Render every line of the records below as a JSON list of strings, one string per line, leaving out blank lines.

(Source records)
- - - - - - -
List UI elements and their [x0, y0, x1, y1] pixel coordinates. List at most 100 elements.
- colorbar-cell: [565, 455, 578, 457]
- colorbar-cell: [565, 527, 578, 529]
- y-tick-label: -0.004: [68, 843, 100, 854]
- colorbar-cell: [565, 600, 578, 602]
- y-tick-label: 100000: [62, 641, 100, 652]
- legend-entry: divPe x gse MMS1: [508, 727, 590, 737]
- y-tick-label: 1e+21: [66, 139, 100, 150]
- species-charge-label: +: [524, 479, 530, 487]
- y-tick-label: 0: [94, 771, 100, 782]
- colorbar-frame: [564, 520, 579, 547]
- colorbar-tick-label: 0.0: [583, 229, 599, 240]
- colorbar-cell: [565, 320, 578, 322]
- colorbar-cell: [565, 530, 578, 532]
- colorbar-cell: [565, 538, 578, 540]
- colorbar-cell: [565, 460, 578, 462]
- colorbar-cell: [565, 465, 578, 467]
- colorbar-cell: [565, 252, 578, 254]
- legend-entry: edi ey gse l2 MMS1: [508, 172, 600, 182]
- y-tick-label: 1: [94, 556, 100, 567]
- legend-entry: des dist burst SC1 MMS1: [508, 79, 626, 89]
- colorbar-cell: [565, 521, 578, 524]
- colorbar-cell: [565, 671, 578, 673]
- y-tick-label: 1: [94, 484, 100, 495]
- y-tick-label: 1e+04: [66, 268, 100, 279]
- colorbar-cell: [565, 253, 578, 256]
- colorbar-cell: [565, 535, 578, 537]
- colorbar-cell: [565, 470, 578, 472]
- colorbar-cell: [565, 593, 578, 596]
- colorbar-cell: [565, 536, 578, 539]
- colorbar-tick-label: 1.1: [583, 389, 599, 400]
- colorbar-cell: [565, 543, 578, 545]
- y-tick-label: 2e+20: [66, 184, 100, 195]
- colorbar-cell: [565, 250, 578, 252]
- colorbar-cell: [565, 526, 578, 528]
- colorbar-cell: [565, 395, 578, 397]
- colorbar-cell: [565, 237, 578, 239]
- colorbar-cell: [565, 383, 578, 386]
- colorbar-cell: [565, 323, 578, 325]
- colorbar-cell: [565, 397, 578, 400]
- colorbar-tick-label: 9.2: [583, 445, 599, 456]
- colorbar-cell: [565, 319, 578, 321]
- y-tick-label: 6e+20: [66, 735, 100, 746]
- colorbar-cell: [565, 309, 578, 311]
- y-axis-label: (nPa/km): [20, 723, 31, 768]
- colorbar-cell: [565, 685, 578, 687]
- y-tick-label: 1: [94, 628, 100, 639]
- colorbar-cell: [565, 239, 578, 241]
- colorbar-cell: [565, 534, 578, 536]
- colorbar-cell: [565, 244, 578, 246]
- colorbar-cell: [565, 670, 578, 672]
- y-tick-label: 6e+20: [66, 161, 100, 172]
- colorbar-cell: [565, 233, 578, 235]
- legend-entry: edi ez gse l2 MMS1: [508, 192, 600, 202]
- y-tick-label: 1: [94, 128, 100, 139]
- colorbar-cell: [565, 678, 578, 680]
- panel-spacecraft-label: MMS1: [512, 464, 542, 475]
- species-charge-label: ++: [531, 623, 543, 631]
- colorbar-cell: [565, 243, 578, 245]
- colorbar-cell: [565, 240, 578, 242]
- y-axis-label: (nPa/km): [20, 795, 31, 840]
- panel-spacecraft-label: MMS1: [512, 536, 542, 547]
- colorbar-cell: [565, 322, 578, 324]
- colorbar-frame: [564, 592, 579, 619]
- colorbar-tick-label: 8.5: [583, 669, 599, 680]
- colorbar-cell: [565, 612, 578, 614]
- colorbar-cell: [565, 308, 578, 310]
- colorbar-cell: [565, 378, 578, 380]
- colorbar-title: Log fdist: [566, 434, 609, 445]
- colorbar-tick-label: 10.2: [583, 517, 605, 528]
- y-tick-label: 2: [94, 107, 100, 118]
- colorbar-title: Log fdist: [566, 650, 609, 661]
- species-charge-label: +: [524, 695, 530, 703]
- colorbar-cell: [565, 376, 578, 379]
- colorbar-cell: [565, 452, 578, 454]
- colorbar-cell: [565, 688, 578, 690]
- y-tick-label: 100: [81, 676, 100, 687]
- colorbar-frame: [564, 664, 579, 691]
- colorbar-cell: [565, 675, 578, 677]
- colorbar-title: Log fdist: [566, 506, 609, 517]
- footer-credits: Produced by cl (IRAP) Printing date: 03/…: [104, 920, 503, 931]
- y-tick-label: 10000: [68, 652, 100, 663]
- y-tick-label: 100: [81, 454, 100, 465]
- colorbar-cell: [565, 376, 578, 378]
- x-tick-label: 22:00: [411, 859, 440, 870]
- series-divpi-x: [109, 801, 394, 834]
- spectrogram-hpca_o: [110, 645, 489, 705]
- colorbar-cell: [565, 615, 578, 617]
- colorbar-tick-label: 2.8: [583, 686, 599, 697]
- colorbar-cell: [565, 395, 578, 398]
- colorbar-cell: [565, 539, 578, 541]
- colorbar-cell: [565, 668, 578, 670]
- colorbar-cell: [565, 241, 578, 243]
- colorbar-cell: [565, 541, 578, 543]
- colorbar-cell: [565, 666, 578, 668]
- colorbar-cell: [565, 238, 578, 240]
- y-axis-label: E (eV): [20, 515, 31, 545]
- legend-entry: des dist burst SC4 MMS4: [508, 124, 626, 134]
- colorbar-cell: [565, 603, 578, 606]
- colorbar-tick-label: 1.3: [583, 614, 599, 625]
- - - - - - -
Right answer:
[
  "List UI elements and their [x0, y0, x1, y1] pixel coordinates. List at most 100 elements.",
  "- colorbar-cell: [565, 455, 578, 457]",
  "- colorbar-cell: [565, 527, 578, 529]",
  "- y-tick-label: -0.004: [68, 843, 100, 854]",
  "- colorbar-cell: [565, 600, 578, 602]",
  "- y-tick-label: 100000: [62, 641, 100, 652]",
  "- legend-entry: divPe x gse MMS1: [508, 727, 590, 737]",
  "- y-tick-label: 1e+21: [66, 139, 100, 150]",
  "- species-charge-label: +: [524, 479, 530, 487]",
  "- y-tick-label: 0: [94, 771, 100, 782]",
  "- colorbar-frame: [564, 520, 579, 547]",
  "- colorbar-tick-label: 0.0: [583, 229, 599, 240]",
  "- colorbar-cell: [565, 320, 578, 322]",
  "- colorbar-cell: [565, 530, 578, 532]",
  "- colorbar-cell: [565, 538, 578, 540]",
  "- colorbar-cell: [565, 460, 578, 462]",
  "- colorbar-cell: [565, 465, 578, 467]",
  "- colorbar-cell: [565, 252, 578, 254]",
  "- legend-entry: edi ey gse l2 MMS1: [508, 172, 600, 182]",
  "- y-tick-label: 1: [94, 556, 100, 567]",
  "- legend-entry: des dist burst SC1 MMS1: [508, 79, 626, 89]",
  "- colorbar-cell: [565, 521, 578, 524]",
  "- colorbar-cell: [565, 671, 578, 673]",
  "- y-tick-label: 1: [94, 484, 100, 495]",
  "- y-tick-label: 1e+04: [66, 268, 100, 279]",
  "- colorbar-cell: [565, 253, 578, 256]",
  "- colorbar-cell: [565, 535, 578, 537]",
  "- colorbar-cell: [565, 470, 578, 472]",
  "- colorbar-cell: [565, 593, 578, 596]",
  "- colorbar-cell: [565, 536, 578, 539]",
  "- colorbar-tick-label: 1.1: [583, 389, 599, 400]",
  "- colorbar-cell: [565, 543, 578, 545]",
  "- y-tick-label: 2e+20: [66, 184, 100, 195]",
  "- colorbar-cell: [565, 250, 578, 252]",
  "- colorbar-cell: [565, 526, 578, 528]",
  "- colorbar-cell: [565, 395, 578, 397]",
  "- colorbar-cell: [565, 237, 578, 239]",
  "- colorbar-cell: [565, 383, 578, 386]",
  "- colorbar-cell: [565, 323, 578, 325]",
  "- colorbar-cell: [565, 397, 578, 400]",
  "- colorbar-tick-label: 9.2: [583, 445, 599, 456]",
  "- colorbar-cell: [565, 319, 578, 321]",
  "- y-tick-label: 6e+20: [66, 735, 100, 746]",
  "- colorbar-cell: [565, 309, 578, 311]",
  "- y-axis-label: (nPa/km): [20, 723, 31, 768]",
  "- colorbar-cell: [565, 685, 578, 687]",
  "- y-tick-label: 1: [94, 628, 100, 639]",
  "- colorbar-cell: [565, 239, 578, 241]",
  "- colorbar-cell: [565, 534, 578, 536]",
  "- colorbar-cell: [565, 244, 578, 246]",
  "- colorbar-cell: [565, 670, 578, 672]",
  "- y-tick-label: 6e+20: [66, 161, 100, 172]",
  "- colorbar-cell: [565, 233, 578, 235]",
  "- legend-entry: edi ez gse l2 MMS1: [508, 192, 600, 202]",
  "- y-tick-label: 1: [94, 128, 100, 139]",
  "- colorbar-cell: [565, 678, 578, 680]",
  "- panel-spacecraft-label: MMS1: [512, 464, 542, 475]",
  "- species-charge-label: ++: [531, 623, 543, 631]",
  "- colorbar-cell: [565, 243, 578, 245]",
  "- colorbar-cell: [565, 240, 578, 242]",
  "- y-axis-label: (nPa/km): [20, 795, 31, 840]",
  "- panel-spacecraft-label: MMS1: [512, 536, 542, 547]",
  "- colorbar-cell: [565, 322, 578, 324]",
  "- colorbar-frame: [564, 592, 579, 619]",
  "- colorbar-tick-label: 8.5: [583, 669, 599, 680]",
  "- colorbar-cell: [565, 612, 578, 614]",
  "- colorbar-cell: [565, 308, 578, 310]",
  "- colorbar-cell: [565, 378, 578, 380]",
  "- colorbar-title: Log fdist: [566, 434, 609, 445]",
  "- colorbar-tick-label: 10.2: [583, 517, 605, 528]",
  "- y-tick-label: 2: [94, 107, 100, 118]",
  "- colorbar-title: Log fdist: [566, 650, 609, 661]",
  "- species-charge-label: +: [524, 695, 530, 703]",
  "- colorbar-cell: [565, 376, 578, 379]",
  "- colorbar-cell: [565, 452, 578, 454]",
  "- colorbar-cell: [565, 688, 578, 690]",
  "- y-tick-label: 100: [81, 676, 100, 687]",
  "- colorbar-frame: [564, 664, 579, 691]",
  "- colorbar-cell: [565, 675, 578, 677]",
  "- colorbar-title: Log fdist: [566, 506, 609, 517]",
  "- footer-credits: Produced by cl (IRAP) Printing date: 03/…: [104, 920, 503, 931]",
  "- y-tick-label: 10000: [68, 652, 100, 663]",
  "- y-tick-label: 100: [81, 454, 100, 465]",
  "- colorbar-cell: [565, 376, 578, 378]",
  "- x-tick-label: 22:00: [411, 859, 440, 870]",
  "- series-divpi-x: [109, 801, 394, 834]",
  "- spectrogram-hpca_o: [110, 645, 489, 705]",
  "- colorbar-cell: [565, 615, 578, 617]",
  "- colorbar-tick-label: 2.8: [583, 686, 599, 697]",
  "- colorbar-cell: [565, 395, 578, 398]",
  "- colorbar-cell: [565, 539, 578, 541]",
  "- colorbar-cell: [565, 668, 578, 670]",
  "- colorbar-cell: [565, 241, 578, 243]",
  "- colorbar-cell: [565, 541, 578, 543]",
  "- colorbar-cell: [565, 666, 578, 668]",
  "- colorbar-cell: [565, 238, 578, 240]",
  "- y-axis-label: E (eV): [20, 515, 31, 545]",
  "- legend-entry: des dist burst SC4 MMS4: [508, 124, 626, 134]",
  "- colorbar-cell: [565, 603, 578, 606]",
  "- colorbar-tick-label: 1.3: [583, 614, 599, 625]"
]